(Stored data)
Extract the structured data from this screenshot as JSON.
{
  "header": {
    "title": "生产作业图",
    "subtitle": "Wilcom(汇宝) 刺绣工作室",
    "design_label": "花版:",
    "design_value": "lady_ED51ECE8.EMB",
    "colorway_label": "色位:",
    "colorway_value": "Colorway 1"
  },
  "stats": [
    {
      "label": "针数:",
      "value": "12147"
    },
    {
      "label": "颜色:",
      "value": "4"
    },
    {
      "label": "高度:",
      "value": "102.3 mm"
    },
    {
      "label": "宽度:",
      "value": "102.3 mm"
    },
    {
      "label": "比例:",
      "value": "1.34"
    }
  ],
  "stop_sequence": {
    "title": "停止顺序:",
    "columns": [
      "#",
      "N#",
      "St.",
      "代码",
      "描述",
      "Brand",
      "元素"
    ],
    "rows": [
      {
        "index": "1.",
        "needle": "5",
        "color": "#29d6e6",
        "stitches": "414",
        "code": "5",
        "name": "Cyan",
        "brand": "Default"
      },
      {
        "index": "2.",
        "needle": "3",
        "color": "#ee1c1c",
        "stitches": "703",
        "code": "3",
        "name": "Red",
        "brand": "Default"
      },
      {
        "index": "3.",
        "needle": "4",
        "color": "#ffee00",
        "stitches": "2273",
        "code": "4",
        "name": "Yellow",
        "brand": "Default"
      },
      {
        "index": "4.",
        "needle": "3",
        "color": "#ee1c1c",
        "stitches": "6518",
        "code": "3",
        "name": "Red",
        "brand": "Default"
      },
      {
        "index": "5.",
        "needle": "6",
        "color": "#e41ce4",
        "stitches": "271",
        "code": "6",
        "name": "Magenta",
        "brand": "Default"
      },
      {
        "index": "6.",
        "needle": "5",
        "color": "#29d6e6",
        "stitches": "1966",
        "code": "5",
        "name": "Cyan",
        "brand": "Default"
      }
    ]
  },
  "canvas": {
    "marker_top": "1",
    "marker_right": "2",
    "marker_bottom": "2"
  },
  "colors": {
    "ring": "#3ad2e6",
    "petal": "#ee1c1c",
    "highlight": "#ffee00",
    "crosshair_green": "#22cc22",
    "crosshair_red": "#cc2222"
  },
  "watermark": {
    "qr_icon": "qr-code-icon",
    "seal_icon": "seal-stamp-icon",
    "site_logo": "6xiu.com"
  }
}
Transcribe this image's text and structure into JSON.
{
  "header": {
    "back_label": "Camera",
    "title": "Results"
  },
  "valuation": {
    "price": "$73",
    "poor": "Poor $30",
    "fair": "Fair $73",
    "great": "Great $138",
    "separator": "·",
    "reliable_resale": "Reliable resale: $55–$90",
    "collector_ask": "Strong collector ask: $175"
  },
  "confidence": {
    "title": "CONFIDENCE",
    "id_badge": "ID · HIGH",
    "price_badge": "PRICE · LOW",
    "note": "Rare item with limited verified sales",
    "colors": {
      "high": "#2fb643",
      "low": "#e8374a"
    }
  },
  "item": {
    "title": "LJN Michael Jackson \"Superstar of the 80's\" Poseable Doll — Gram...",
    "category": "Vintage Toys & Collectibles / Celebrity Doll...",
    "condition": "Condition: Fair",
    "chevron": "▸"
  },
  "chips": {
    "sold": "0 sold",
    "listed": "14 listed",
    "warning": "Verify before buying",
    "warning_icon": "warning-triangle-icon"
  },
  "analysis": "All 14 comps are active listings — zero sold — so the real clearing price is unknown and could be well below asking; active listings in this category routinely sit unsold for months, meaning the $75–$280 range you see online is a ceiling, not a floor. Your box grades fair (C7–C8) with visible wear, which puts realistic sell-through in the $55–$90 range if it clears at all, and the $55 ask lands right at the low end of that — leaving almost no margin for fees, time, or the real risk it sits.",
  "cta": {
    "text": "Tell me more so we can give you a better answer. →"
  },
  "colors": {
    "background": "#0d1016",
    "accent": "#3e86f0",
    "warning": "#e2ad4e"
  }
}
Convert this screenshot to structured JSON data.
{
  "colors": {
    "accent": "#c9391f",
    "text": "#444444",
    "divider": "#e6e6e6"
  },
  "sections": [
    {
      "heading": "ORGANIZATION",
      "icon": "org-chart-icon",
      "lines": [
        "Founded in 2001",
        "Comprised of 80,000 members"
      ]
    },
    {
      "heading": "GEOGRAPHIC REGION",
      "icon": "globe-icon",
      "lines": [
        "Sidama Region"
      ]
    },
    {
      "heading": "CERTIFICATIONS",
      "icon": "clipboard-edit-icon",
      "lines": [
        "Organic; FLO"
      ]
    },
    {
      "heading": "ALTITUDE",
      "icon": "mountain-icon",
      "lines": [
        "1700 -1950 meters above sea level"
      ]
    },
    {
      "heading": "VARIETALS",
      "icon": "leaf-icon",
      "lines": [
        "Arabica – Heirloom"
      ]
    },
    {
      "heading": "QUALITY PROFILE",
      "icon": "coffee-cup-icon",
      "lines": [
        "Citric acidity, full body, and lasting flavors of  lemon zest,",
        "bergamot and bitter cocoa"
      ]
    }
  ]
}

=== Requirements ===
Using the data above, repeat every line exactly.

=== Response below ===
Extract the structured data from this screenshot as JSON.
{
  "header": {
    "title": "生产作业图",
    "subtitle": "Wilcom(汇宝) 刺绣工作室",
    "design_label": "花版:",
    "design_value": "lady_ED51ECE8.EMB",
    "colorway_label": "色位:",
    "colorway_value": "Colorway 1"
  },
  "stats": [
    {
      "label": "针数:",
      "value": "12147"
    },
    {
      "label": "颜色:",
      "value": "4"
    },
    {
      "label": "高度:",
      "value": "102.3 mm"
    },
    {
      "label": "宽度:",
      "value": "102.3 mm"
    },
    {
      "label": "比例:",
      "value": "1.34"
    }
  ],
  "stop_sequence": {
    "title": "停止顺序:",
    "columns": [
      "#",
      "N#",
      "St.",
      "代码",
      "描述",
      "Brand",
      "元素"
    ],
    "rows": [
      {
        "index": "1.",
        "needle": "5",
        "color": "#29d6e6",
        "stitches": "414",
        "code": "5",
        "name": "Cyan",
        "brand": "Default"
      },
      {
        "index": "2.",
        "needle": "3",
        "color": "#ee1c1c",
        "stitches": "703",
        "code": "3",
        "name": "Red",
        "brand": "Default"
      },
      {
        "index": "3.",
        "needle": "4",
        "color": "#ffee00",
        "stitches": "2273",
        "code": "4",
        "name": "Yellow",
        "brand": "Default"
      },
      {
        "index": "4.",
        "needle": "3",
        "color": "#ee1c1c",
        "stitches": "6518",
        "code": "3",
        "name": "Red",
        "brand": "Default"
      },
      {
        "index": "5.",
        "needle": "6",
        "color": "#e41ce4",
        "stitches": "271",
        "code": "6",
        "name": "Magenta",
        "brand": "Default"
      },
      {
        "index": "6.",
        "needle": "5",
        "color": "#29d6e6",
        "stitches": "1966",
        "code": "5",
        "name": "Cyan",
        "brand": "Default"
      }
    ]
  },
  "canvas": {
    "marker_top": "1",
    "marker_right": "2",
    "marker_bottom": "2"
  },
  "colors": {
    "ring": "#3ad2e6",
    "petal": "#ee1c1c",
    "highlight": "#ffee00",
    "crosshair_green": "#22cc22",
    "crosshair_red": "#cc2222"
  },
  "watermark": {
    "qr_icon": "qr-code-icon",
    "seal_icon": "seal-stamp-icon",
    "site_logo": "6xiu.com"
  }
}
Transcribe this image's text and structure into JSON.
{
  "header": {
    "back_label": "Camera",
    "title": "Results"
  },
  "valuation": {
    "price": "$73",
    "poor": "Poor $30",
    "fair": "Fair $73",
    "great": "Great $138",
    "separator": "·",
    "reliable_resale": "Reliable resale: $55–$90",
    "collector_ask": "Strong collector ask: $175"
  },
  "confidence": {
    "title": "CONFIDENCE",
    "id_badge": "ID · HIGH",
    "price_badge": "PRICE · LOW",
    "note": "Rare item with limited verified sales",
    "colors": {
      "high": "#2fb643",
      "low": "#e8374a"
    }
  },
  "item": {
    "title": "LJN Michael Jackson \"Superstar of the 80's\" Poseable Doll — Gram...",
    "category": "Vintage Toys & Collectibles / Celebrity Doll...",
    "condition": "Condition: Fair",
    "chevron": "▸"
  },
  "chips": {
    "sold": "0 sold",
    "listed": "14 listed",
    "warning": "Verify before buying",
    "warning_icon": "warning-triangle-icon"
  },
  "analysis": "All 14 comps are active listings — zero sold — so the real clearing price is unknown and could be well below asking; active listings in this category routinely sit unsold for months, meaning the $75–$280 range you see online is a ceiling, not a floor. Your box grades fair (C7–C8) with visible wear, which puts realistic sell-through in the $55–$90 range if it clears at all, and the $55 ask lands right at the low end of that — leaving almost no margin for fees, time, or the real risk it sits.",
  "cta": {
    "text": "Tell me more so we can give you a better answer. →"
  },
  "colors": {
    "background": "#0d1016",
    "accent": "#3e86f0",
    "warning": "#e2ad4e"
  }
}
Convert this screenshot to structured JSON data.
{
  "colors": {
    "accent": "#c9391f",
    "text": "#444444",
    "divider": "#e6e6e6"
  },
  "sections": [
    {
      "heading": "ORGANIZATION",
      "icon": "org-chart-icon",
      "lines": [
        "Founded in 2001",
        "Comprised of 80,000 members"
      ]
    },
    {
      "heading": "GEOGRAPHIC REGION",
      "icon": "globe-icon",
      "lines": [
        "Sidama Region"
      ]
    },
    {
      "heading": "CERTIFICATIONS",
      "icon": "clipboard-edit-icon",
      "lines": [
        "Organic; FLO"
      ]
    },
    {
      "heading": "ALTITUDE",
      "icon": "mountain-icon",
      "lines": [
        "1700 -1950 meters above sea level"
      ]
    },
    {
      "heading": "VARIETALS",
      "icon": "leaf-icon",
      "lines": [
        "Arabica – Heirloom"
      ]
    },
    {
      "heading": "QUALITY PROFILE",
      "icon": "coffee-cup-icon",
      "lines": [
        "Citric acidity, full body, and lasting flavors of  lemon zest,",
        "bergamot and bitter cocoa"
      ]
    }
  ]
}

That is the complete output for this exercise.